Information shown:
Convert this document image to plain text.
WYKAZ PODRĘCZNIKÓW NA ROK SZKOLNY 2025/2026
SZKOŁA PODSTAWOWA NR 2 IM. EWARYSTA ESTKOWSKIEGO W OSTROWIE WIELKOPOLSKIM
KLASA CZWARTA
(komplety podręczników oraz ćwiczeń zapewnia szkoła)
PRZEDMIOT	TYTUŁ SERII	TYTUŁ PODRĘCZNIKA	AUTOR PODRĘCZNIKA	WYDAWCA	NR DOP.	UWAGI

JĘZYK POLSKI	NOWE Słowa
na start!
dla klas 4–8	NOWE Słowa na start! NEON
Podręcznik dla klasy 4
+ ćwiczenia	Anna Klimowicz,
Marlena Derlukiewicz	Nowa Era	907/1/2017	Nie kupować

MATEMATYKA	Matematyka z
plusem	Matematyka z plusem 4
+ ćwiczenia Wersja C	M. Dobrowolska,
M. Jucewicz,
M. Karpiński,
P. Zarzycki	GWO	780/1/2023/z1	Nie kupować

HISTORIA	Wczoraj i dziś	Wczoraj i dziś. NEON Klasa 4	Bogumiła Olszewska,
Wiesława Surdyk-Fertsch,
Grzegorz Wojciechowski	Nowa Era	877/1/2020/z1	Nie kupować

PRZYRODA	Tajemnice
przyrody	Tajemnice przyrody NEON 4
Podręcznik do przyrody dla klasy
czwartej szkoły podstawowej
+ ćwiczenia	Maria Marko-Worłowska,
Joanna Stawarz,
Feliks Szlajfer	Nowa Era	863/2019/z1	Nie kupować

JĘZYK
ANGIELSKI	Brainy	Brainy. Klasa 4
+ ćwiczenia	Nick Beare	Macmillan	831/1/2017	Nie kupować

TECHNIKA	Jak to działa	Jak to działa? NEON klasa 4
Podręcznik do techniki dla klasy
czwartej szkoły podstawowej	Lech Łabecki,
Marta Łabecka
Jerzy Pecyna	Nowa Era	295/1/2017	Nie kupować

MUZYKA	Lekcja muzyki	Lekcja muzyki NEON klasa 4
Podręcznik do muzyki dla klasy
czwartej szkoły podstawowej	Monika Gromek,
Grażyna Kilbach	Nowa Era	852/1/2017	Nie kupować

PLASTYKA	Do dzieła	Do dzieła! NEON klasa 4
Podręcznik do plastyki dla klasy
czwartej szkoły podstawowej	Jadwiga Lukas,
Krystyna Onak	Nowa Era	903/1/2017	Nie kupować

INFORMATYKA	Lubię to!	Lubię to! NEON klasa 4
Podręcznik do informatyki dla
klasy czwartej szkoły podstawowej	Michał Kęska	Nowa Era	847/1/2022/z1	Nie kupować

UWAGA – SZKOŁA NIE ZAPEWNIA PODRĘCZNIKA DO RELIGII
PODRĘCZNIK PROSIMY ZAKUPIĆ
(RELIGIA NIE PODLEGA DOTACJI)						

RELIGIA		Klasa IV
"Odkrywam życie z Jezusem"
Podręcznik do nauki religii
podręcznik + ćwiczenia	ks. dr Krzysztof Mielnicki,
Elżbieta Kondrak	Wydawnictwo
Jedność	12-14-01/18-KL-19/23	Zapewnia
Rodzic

Request:
Write out every line of the preceding listing that contains "NOWE".

Result below:
JĘZYK POLSKI	NOWE Słowa
dla klas 4–8	NOWE Słowa na start! NEON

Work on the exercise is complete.